## WHAT IS EXPECTED
Below are some records. Copy every line in them that holds "Show".

[Collected data entries]
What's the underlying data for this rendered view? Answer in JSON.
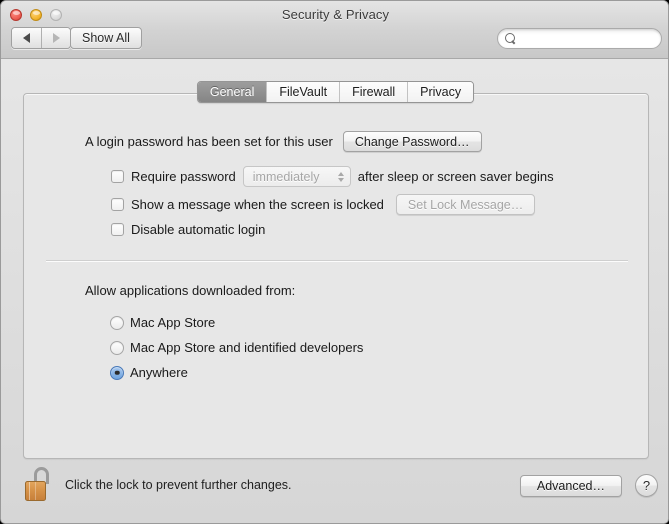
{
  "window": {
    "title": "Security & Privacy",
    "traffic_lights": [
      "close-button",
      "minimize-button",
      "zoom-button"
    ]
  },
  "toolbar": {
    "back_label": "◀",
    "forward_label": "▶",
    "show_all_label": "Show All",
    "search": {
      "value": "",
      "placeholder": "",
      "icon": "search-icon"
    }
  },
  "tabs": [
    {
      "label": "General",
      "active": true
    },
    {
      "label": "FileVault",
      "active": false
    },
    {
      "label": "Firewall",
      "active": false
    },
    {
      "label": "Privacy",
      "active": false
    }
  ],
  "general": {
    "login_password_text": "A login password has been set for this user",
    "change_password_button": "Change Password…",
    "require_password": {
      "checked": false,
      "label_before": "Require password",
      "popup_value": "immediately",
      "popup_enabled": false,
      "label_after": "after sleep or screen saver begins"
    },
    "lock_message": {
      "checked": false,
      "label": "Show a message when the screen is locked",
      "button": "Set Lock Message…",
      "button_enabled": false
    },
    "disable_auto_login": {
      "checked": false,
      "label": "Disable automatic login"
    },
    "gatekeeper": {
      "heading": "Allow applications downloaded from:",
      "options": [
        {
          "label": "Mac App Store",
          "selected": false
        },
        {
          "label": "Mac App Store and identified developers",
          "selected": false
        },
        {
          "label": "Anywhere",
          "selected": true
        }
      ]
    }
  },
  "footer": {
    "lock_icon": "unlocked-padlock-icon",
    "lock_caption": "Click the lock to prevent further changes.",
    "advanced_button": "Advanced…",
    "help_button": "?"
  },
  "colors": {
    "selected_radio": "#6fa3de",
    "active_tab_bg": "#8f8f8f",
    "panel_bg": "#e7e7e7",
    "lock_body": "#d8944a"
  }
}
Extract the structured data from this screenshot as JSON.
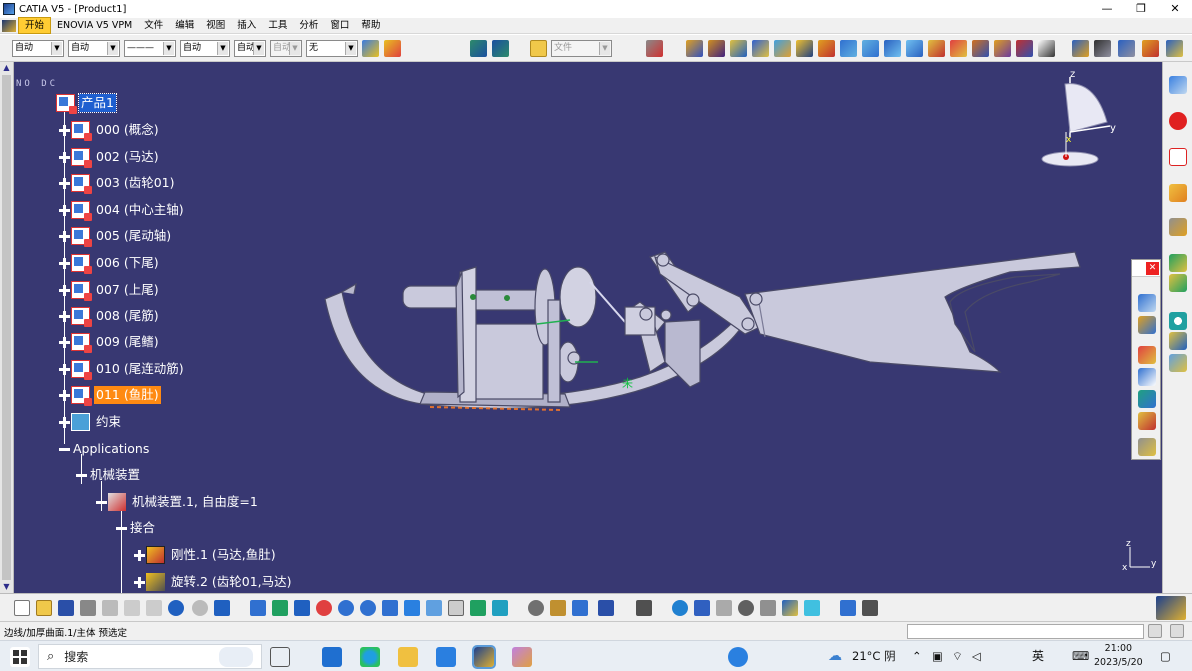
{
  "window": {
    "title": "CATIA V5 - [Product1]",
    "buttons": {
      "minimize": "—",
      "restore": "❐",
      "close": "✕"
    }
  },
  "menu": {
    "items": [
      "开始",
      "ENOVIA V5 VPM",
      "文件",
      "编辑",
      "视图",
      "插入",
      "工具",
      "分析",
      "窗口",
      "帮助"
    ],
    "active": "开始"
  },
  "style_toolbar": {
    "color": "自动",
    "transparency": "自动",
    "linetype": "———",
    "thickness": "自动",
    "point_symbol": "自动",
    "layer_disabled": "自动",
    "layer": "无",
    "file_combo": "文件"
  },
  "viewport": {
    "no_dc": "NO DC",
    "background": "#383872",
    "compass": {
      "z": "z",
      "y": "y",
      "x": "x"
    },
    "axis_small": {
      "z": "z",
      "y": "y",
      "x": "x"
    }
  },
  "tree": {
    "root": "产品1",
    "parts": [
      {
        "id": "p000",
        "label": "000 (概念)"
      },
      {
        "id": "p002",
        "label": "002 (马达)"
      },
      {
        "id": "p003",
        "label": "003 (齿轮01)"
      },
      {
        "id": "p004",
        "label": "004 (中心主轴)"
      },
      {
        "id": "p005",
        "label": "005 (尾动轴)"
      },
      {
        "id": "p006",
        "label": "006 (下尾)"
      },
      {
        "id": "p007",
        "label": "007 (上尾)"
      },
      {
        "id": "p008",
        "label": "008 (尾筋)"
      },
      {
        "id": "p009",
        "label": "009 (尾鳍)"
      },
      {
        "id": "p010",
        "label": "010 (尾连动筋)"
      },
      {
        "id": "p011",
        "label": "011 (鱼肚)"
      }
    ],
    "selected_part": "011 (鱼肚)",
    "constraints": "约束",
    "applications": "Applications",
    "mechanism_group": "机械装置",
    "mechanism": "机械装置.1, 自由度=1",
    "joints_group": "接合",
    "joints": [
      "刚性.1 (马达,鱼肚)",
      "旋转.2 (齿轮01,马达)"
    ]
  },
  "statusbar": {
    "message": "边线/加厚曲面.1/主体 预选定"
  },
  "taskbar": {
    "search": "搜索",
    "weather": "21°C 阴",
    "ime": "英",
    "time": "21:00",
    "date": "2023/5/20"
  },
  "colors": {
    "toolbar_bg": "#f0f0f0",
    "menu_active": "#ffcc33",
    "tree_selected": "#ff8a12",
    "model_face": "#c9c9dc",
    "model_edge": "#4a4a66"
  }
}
* * *
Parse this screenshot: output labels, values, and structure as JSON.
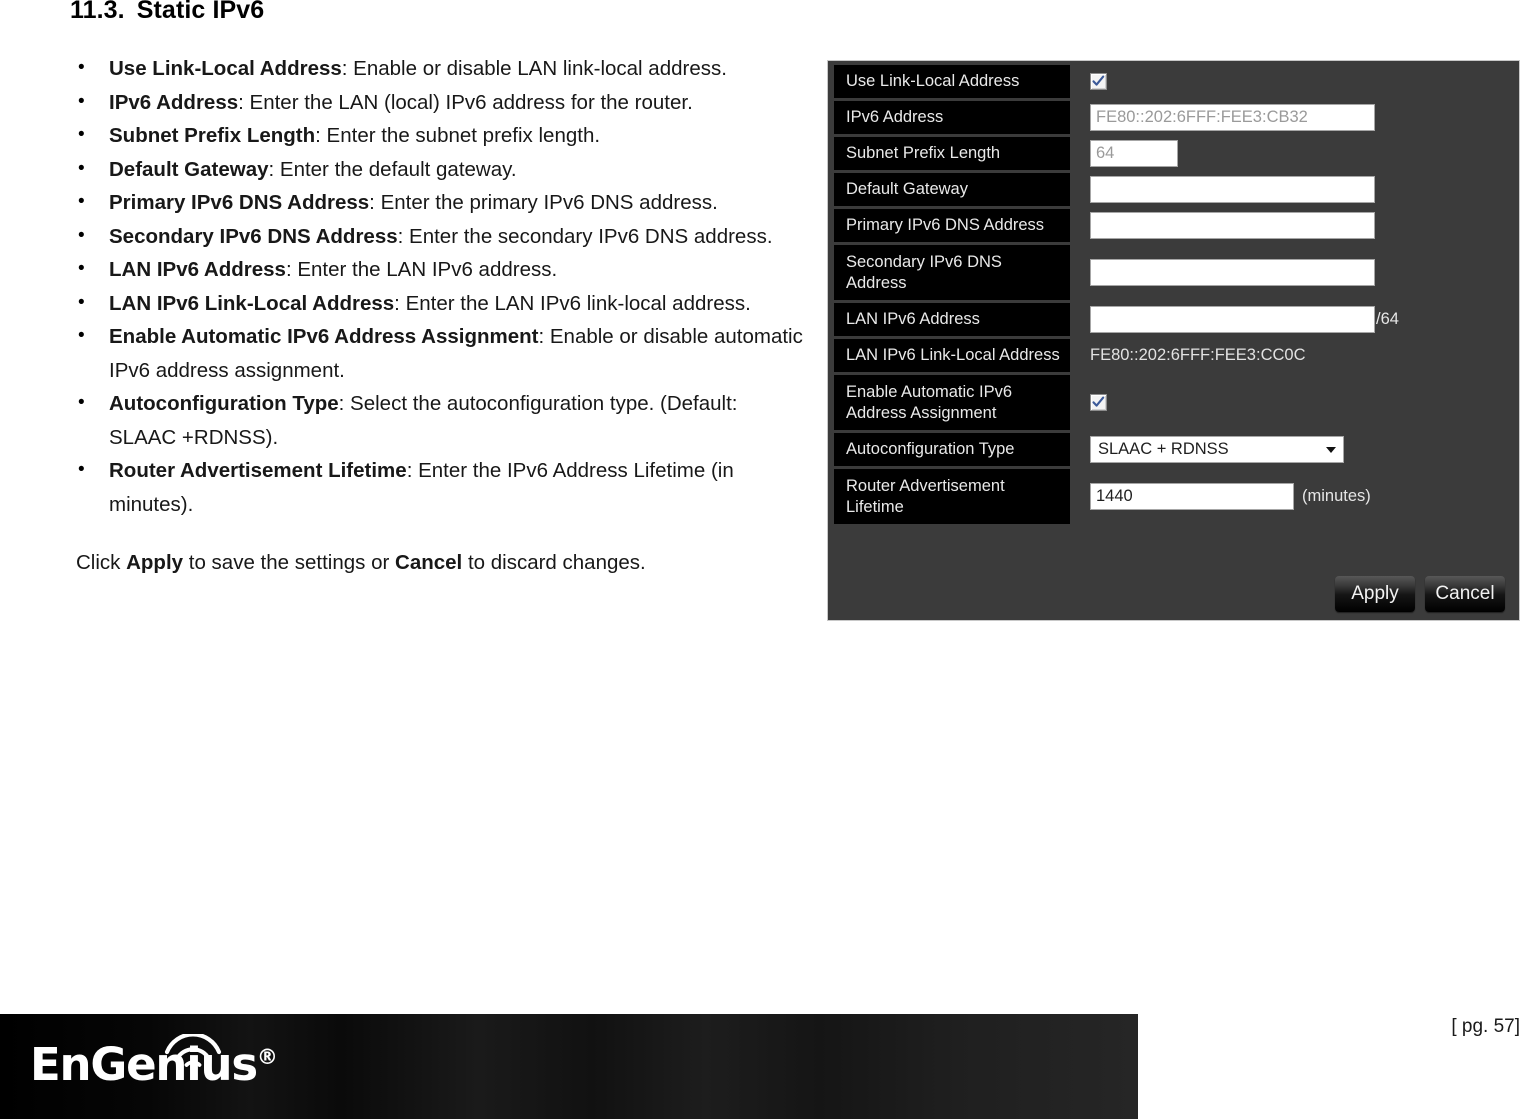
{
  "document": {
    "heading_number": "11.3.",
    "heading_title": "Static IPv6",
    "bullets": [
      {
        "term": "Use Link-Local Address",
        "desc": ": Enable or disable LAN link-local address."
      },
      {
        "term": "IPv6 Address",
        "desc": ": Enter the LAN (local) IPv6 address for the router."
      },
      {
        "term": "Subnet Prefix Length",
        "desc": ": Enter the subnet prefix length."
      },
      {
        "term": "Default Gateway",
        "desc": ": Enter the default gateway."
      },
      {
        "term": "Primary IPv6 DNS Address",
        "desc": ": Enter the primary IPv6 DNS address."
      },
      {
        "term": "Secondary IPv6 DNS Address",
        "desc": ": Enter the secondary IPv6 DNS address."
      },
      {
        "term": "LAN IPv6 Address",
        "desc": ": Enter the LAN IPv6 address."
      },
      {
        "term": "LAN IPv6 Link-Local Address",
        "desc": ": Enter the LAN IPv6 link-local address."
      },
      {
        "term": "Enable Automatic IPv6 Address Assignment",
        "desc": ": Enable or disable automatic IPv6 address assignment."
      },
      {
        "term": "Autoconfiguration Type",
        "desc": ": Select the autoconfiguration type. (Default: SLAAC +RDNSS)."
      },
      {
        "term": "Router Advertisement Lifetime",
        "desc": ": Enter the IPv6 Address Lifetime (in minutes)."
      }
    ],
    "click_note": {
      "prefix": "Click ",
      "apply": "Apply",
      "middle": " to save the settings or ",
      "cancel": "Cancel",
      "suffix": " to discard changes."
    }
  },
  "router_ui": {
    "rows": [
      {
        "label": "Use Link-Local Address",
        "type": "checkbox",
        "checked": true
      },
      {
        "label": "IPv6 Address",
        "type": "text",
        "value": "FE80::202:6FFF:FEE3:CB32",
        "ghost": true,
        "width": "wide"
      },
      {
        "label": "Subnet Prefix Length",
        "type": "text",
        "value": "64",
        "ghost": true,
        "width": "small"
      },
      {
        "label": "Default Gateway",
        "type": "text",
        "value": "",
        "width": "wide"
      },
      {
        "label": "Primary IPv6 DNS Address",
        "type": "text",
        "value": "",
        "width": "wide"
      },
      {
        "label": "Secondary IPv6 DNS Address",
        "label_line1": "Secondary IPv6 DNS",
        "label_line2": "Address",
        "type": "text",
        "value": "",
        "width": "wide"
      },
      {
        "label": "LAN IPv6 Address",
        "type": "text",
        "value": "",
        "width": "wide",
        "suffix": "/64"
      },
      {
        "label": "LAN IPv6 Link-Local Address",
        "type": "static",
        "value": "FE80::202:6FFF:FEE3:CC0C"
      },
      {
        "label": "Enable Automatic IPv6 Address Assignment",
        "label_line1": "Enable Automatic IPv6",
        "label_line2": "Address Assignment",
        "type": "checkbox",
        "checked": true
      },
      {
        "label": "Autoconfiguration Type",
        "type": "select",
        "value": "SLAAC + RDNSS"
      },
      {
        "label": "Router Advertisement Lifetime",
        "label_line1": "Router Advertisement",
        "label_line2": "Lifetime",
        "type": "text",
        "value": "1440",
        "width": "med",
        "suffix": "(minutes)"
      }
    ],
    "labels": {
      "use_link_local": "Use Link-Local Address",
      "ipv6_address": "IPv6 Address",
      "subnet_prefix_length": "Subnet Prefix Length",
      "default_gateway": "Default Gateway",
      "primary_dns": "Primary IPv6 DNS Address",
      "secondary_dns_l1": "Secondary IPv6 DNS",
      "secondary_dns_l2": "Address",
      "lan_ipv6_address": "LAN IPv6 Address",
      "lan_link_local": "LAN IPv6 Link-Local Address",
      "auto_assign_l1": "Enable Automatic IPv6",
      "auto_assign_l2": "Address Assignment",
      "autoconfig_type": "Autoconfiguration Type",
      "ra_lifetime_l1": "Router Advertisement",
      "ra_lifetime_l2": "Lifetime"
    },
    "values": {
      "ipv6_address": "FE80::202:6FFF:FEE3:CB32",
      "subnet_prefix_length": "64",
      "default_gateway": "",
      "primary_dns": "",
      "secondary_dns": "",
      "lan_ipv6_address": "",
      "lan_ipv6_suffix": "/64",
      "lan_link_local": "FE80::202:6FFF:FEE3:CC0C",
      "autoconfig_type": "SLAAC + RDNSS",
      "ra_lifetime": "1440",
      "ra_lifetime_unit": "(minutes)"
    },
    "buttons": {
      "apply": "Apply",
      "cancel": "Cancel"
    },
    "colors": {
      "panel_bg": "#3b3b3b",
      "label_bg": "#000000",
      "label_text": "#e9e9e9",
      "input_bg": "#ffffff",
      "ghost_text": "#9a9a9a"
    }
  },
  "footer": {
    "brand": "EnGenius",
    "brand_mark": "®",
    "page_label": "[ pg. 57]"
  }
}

## WRITTEN RESPONSE
    "show_all_label": "Show All",
      "label": "Show a message when the screen is locked",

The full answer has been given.